● **DESCRIPTION OF THE TASK**: Quote the records that follow in full, leaving the pictures out.

Data items
┄┄┄┄┄┄┄┄┄┄

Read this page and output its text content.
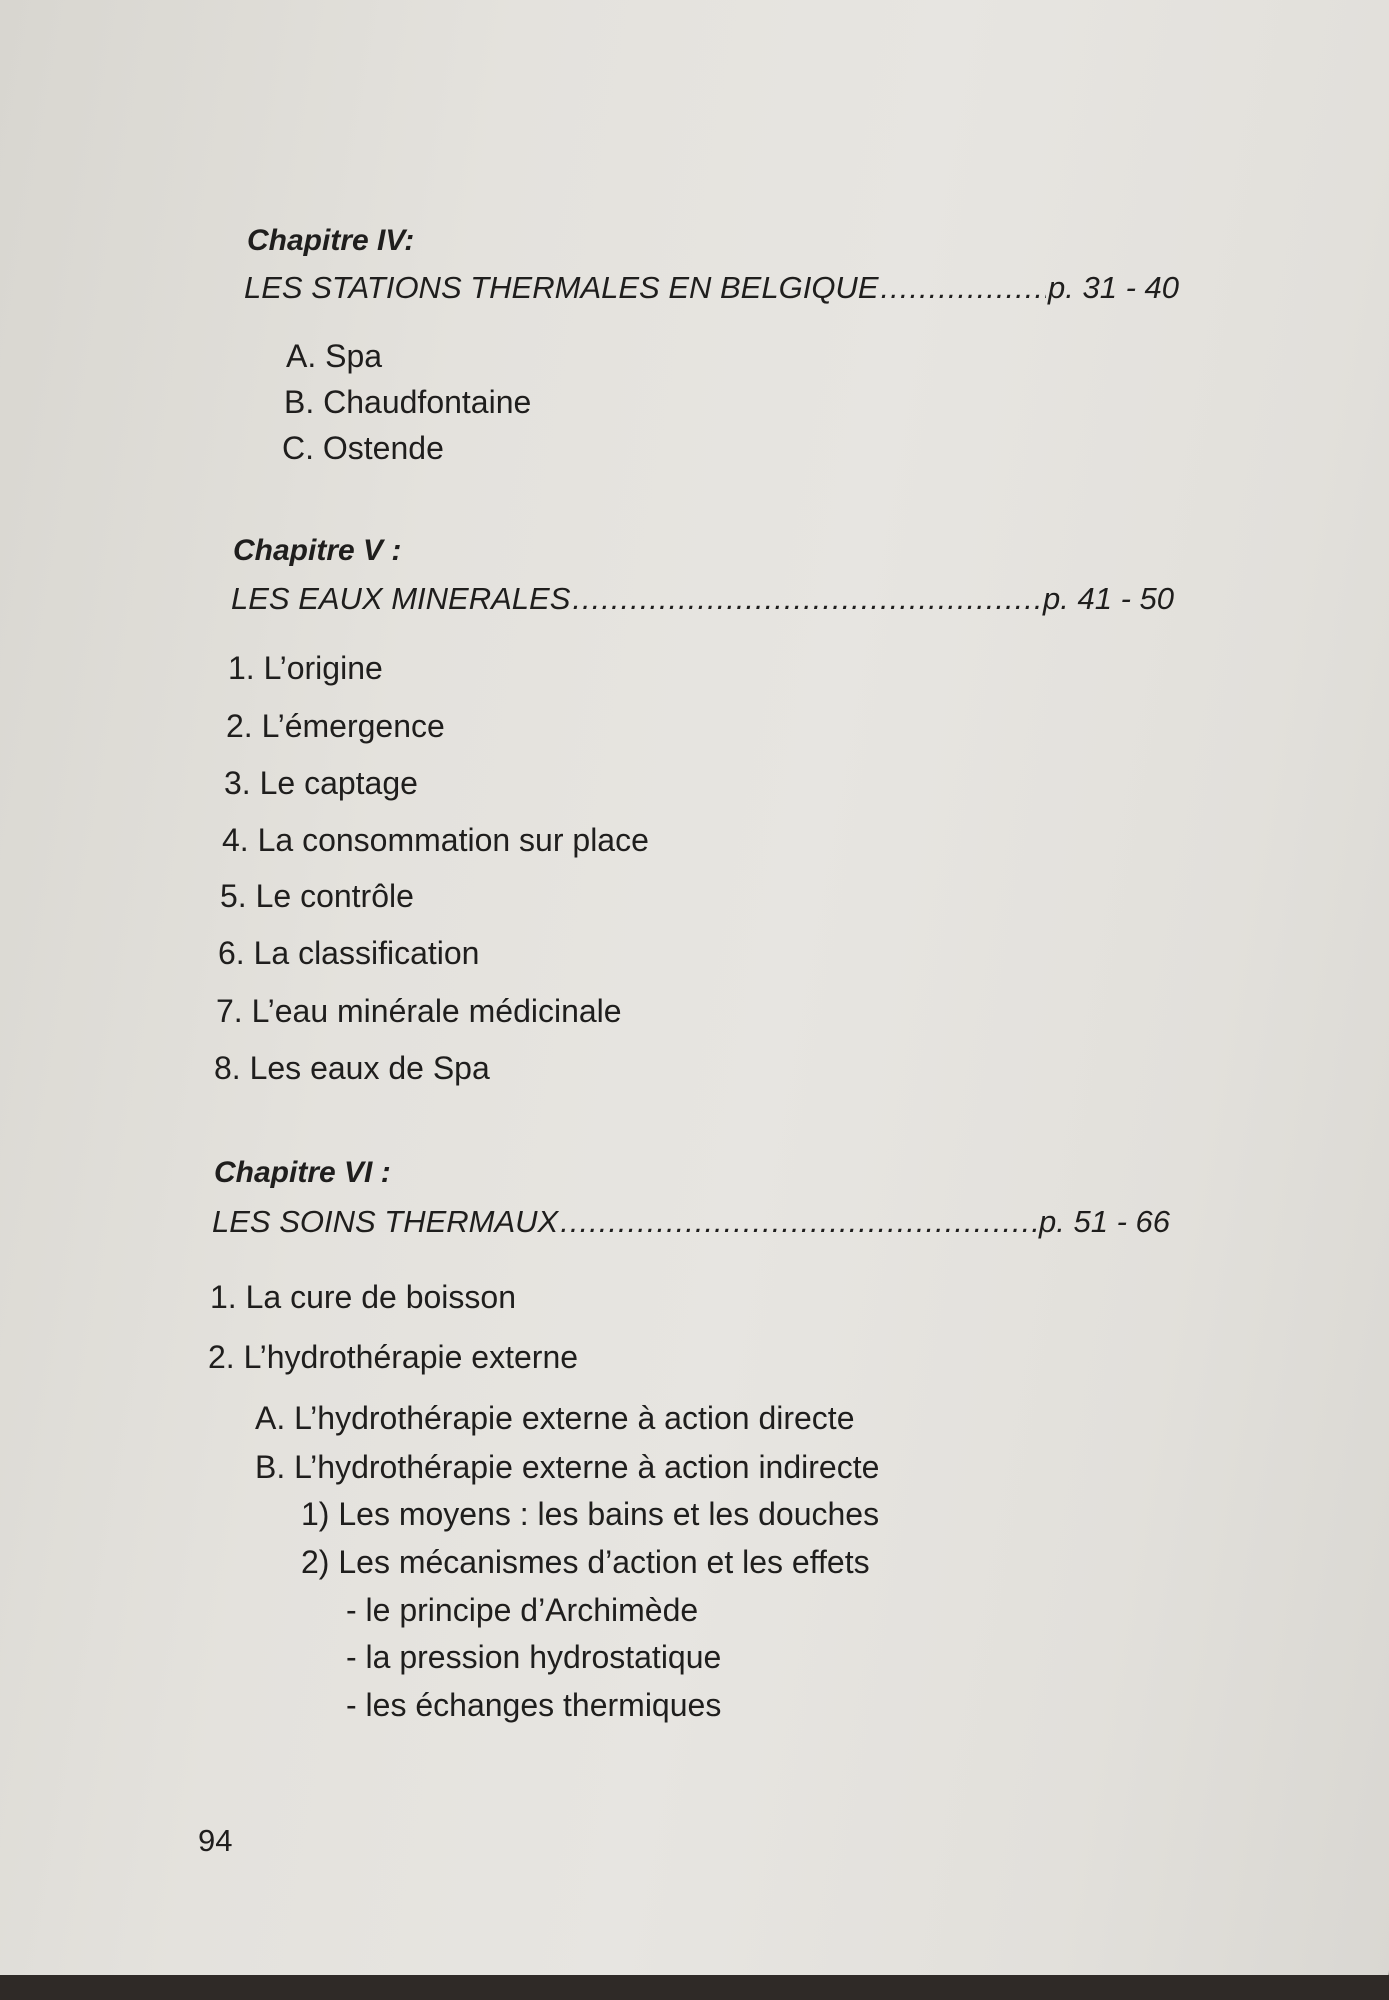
Chapitre IV:
LES STATIONS THERMALES EN BELGIQUE .....	p. 31 - 40
A. Spa
B. Chaudfontaine
C. Ostende
Chapitre V :
LES EAUX MINERALES .....	p. 41 - 50
1. L’origine
2. L’émergence
3. Le captage
4. La consommation sur place
5. Le contrôle
6. La classification
7. L’eau minérale médicinale
8. Les eaux de Spa
Chapitre VI :
LES SOINS THERMAUX .....	p. 51 - 66
1. La cure de boisson
2. L’hydrothérapie externe
A. L’hydrothérapie externe à action directe
B. L’hydrothérapie externe à action indirecte
1) Les moyens : les bains et les douches
2) Les mécanismes d’action et les effets
- le principe d’Archimède
- la pression hydrostatique
- les échanges thermiques
94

┄┄┄┄┄┄┄┄┄┄

● **TASK ANSWER**:
Read this page and output its text content.
Chapitre IV:
LES STATIONS THERMALES EN BELGIQUE .....	p. 31 - 40
A. Spa
B. Chaudfontaine
C. Ostende
Chapitre V :
LES EAUX MINERALES .....	p. 41 - 50
1. L’origine
2. L’émergence
3. Le captage
4. La consommation sur place
5. Le contrôle
6. La classification
7. L’eau minérale médicinale
8. Les eaux de Spa
Chapitre VI :
LES SOINS THERMAUX .....	p. 51 - 66
1. La cure de boisson
2. L’hydrothérapie externe
A. L’hydrothérapie externe à action directe
B. L’hydrothérapie externe à action indirecte
1) Les moyens : les bains et les douches
2) Les mécanismes d’action et les effets
- le principe d’Archimède
- la pression hydrostatique
- les échanges thermiques
94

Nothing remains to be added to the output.